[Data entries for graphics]
....................
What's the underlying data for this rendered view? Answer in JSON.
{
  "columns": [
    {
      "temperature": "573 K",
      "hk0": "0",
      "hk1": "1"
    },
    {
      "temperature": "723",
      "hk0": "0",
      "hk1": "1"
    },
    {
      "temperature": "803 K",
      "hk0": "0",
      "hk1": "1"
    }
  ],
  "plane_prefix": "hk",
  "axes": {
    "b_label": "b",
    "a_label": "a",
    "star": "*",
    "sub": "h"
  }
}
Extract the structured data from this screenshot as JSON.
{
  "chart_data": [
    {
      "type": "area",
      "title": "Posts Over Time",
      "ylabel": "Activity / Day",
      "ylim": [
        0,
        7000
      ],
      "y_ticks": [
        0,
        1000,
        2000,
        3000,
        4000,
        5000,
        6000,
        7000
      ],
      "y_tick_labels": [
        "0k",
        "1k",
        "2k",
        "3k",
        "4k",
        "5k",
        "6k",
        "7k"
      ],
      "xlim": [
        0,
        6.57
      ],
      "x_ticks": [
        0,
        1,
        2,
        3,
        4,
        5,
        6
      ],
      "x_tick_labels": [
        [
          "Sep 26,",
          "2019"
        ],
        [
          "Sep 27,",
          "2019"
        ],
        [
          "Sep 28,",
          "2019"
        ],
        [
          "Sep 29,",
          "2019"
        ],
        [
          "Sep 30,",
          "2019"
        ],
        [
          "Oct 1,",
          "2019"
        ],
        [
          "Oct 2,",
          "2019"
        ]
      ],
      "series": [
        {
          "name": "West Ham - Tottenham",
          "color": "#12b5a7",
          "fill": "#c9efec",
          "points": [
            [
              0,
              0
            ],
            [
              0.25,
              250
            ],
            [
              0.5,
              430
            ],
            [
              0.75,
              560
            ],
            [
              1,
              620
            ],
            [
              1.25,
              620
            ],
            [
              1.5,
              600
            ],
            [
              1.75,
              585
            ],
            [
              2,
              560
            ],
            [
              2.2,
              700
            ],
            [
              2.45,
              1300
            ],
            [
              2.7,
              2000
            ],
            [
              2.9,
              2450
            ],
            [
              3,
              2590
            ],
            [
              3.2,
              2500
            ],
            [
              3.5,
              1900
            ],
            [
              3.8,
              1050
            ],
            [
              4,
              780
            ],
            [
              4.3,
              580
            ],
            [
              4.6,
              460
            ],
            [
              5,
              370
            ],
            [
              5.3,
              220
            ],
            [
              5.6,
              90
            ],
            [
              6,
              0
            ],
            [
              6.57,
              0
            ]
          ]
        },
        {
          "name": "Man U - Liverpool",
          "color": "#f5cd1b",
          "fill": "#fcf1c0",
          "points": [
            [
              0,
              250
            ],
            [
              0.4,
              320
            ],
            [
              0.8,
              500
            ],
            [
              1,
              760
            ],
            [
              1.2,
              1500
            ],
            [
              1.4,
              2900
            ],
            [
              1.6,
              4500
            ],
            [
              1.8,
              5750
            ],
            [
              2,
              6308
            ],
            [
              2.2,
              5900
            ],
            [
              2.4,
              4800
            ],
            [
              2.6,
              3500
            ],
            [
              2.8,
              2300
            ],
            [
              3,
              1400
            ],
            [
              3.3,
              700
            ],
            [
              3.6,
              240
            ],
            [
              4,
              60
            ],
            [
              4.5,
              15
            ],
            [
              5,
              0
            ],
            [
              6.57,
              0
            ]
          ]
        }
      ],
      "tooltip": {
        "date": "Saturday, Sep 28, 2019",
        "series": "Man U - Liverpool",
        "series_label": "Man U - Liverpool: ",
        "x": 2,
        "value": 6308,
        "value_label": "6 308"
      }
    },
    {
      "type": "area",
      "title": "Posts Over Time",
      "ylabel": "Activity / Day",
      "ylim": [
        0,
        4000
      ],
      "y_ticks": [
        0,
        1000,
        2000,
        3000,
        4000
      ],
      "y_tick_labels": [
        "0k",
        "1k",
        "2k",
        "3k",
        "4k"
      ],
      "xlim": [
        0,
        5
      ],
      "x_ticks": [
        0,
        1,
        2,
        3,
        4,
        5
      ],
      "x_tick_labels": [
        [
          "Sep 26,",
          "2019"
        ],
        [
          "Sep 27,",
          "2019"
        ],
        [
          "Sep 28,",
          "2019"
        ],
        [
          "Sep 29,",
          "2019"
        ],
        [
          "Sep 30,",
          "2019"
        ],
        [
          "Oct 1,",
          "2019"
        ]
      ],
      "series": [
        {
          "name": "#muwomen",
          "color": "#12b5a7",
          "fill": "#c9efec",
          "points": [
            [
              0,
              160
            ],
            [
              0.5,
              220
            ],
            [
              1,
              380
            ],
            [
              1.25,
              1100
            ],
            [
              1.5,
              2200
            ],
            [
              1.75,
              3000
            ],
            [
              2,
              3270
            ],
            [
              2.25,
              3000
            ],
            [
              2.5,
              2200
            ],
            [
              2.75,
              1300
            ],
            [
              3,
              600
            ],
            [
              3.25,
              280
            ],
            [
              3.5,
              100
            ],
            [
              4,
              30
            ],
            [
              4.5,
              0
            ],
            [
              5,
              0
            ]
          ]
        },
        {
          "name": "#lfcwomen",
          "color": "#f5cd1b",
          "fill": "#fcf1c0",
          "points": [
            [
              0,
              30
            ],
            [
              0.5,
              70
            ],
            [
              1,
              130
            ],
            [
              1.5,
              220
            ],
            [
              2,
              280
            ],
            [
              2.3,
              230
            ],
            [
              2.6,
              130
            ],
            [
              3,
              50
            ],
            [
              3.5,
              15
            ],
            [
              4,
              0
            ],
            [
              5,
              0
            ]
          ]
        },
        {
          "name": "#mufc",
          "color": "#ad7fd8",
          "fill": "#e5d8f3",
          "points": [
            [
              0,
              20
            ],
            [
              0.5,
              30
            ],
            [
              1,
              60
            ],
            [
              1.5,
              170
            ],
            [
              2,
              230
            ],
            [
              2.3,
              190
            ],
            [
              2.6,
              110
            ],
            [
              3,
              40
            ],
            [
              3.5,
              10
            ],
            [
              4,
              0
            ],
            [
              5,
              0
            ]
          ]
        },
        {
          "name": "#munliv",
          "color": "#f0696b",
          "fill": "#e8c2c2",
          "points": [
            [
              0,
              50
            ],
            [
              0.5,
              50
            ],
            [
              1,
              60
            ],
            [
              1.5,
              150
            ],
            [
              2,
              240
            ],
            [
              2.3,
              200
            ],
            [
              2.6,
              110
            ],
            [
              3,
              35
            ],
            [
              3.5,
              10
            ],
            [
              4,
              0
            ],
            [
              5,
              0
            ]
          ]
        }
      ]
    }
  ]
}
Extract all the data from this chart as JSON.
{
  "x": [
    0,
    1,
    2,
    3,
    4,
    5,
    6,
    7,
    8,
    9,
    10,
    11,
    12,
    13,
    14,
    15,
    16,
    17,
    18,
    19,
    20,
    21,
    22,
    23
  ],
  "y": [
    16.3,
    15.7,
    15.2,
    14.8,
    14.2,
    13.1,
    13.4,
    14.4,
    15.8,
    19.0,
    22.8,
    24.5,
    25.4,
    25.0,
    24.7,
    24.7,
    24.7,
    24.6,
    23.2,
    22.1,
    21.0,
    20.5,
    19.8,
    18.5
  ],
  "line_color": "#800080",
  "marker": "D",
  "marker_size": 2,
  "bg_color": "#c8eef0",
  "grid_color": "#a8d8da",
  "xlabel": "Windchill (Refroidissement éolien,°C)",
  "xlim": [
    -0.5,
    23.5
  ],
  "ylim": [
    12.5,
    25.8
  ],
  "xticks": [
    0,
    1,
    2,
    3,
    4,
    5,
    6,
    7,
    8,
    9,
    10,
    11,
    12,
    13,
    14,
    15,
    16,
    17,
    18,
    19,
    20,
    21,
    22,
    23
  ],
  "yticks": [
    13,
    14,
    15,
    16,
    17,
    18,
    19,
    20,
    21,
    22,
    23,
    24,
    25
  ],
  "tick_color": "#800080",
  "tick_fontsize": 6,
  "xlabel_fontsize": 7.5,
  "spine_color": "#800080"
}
....................
Extract the closing run of lines, starting with the one containing "Extract all the data from this chart as JSON." and ending at the last, exactly as written.

Extract all the data from this chart as JSON.
{
  "x": [
    0,
    1,
    2,
    3,
    4,
    5,
    6,
    7,
    8,
    9,
    10,
    11,
    12,
    13,
    14,
    15,
    16,
    17,
    18,
    19,
    20,
    21,
    22,
    23
  ],
  "y": [
    16.3,
    15.7,
    15.2,
    14.8,
    14.2,
    13.1,
    13.4,
    14.4,
    15.8,
    19.0,
    22.8,
    24.5,
    25.4,
    25.0,
    24.7,
    24.7,
    24.7,
    24.6,
    23.2,
    22.1,
    21.0,
    20.5,
    19.8,
    18.5
  ],
  "line_color": "#800080",
  "marker": "D",
  "marker_size": 2,
  "bg_color": "#c8eef0",
  "grid_color": "#a8d8da",
  "xlabel": "Windchill (Refroidissement éolien,°C)",
  "xlim": [
    -0.5,
    23.5
  ],
  "ylim": [
    12.5,
    25.8
  ],
  "xticks": [
    0,
    1,
    2,
    3,
    4,
    5,
    6,
    7,
    8,
    9,
    10,
    11,
    12,
    13,
    14,
    15,
    16,
    17,
    18,
    19,
    20,
    21,
    22,
    23
  ],
  "yticks": [
    13,
    14,
    15,
    16,
    17,
    18,
    19,
    20,
    21,
    22,
    23,
    24,
    25
  ],
  "tick_color": "#800080",
  "tick_fontsize": 6,
  "xlabel_fontsize": 7.5,
  "spine_color": "#800080"
}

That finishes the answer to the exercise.